:: Supplied records

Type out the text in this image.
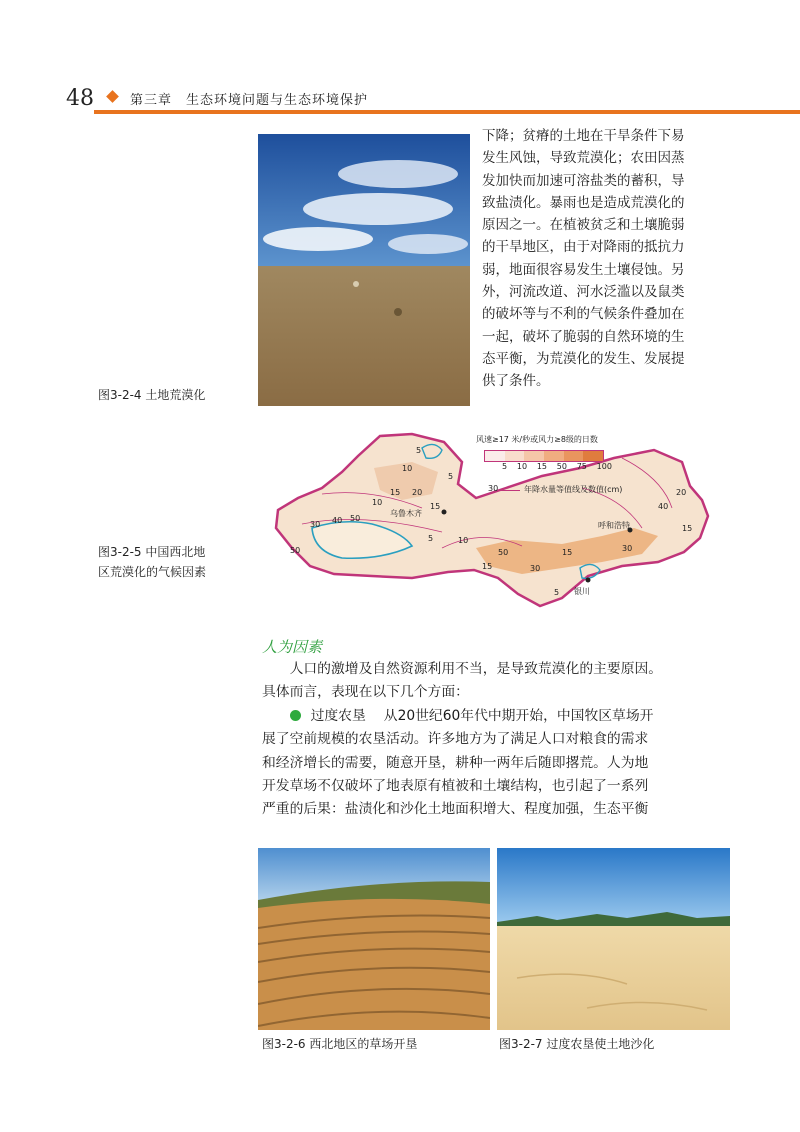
48	第三章 生态环境问题与生态环境保护
图3-2-4 土地荒漠化

下降；贫瘠的土地在干旱条件下易

发生风蚀，导致荒漠化；农田因蒸

发加快而加速可溶盐类的蓄积，导

致盐渍化。暴雨也是造成荒漠化的

原因之一。在植被贫乏和土壤脆弱

的干旱地区，由于对降雨的抵抗力

弱，地面很容易发生土壤侵蚀。另

外，河流改道、河水泛滥以及鼠类

的破坏等与不利的气候条件叠加在

一起，破坏了脆弱的自然环境的生

态平衡，为荒漠化的发生、发展提

供了条件。

风速≥17 米/秒或风力≥8级的日数
5 10 15 50 75 100
30	年降水量等值线及数值(cm)
乌鲁木齐
呼和浩特
银川
5
10
15 20
30 40 50
10	15
5
5	10
50
15	30
15	30
40
20
15
50
5
图3-2-5 中国西北地
区荒漠化的气候因素
人为因素

人口的激增及自然资源利用不当，是导致荒漠化的主要原因。

具体而言，表现在以下几个方面：

过度农垦 从20世纪60年代中期开始，中国牧区草场开

展了空前规模的农垦活动。许多地方为了满足人口对粮食的需求

和经济增长的需要，随意开垦，耕种一两年后随即撂荒。人为地

开发草场不仅破坏了地表原有植被和土壤结构，也引起了一系列

严重的后果：盐渍化和沙化土地面积增大、程度加强，生态平衡

图3-2-6 西北地区的草场开垦	图3-2-7 过度农垦使土地沙化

::::

### Request:
Quote the full listing above word for word; exclude every picture from the copy.

### Written solution:
Type out the text in this image.
48	第三章 生态环境问题与生态环境保护
图3-2-4 土地荒漠化

下降；贫瘠的土地在干旱条件下易

发生风蚀，导致荒漠化；农田因蒸

发加快而加速可溶盐类的蓄积，导

致盐渍化。暴雨也是造成荒漠化的

原因之一。在植被贫乏和土壤脆弱

的干旱地区，由于对降雨的抵抗力

弱，地面很容易发生土壤侵蚀。另

外，河流改道、河水泛滥以及鼠类

的破坏等与不利的气候条件叠加在

一起，破坏了脆弱的自然环境的生

态平衡，为荒漠化的发生、发展提

供了条件。

风速≥17 米/秒或风力≥8级的日数
5 10 15 50 75 100
30	年降水量等值线及数值(cm)
乌鲁木齐
呼和浩特
银川
5
10
15 20
30 40 50
10	15
5
5	10
50
15	30
15	30
40
20
15
50
5
图3-2-5 中国西北地
区荒漠化的气候因素
人为因素

人口的激增及自然资源利用不当，是导致荒漠化的主要原因。

具体而言，表现在以下几个方面：

过度农垦 从20世纪60年代中期开始，中国牧区草场开

展了空前规模的农垦活动。许多地方为了满足人口对粮食的需求

和经济增长的需要，随意开垦，耕种一两年后随即撂荒。人为地

开发草场不仅破坏了地表原有植被和土壤结构，也引起了一系列

严重的后果：盐渍化和沙化土地面积增大、程度加强，生态平衡

图3-2-6 西北地区的草场开垦	图3-2-7 过度农垦使土地沙化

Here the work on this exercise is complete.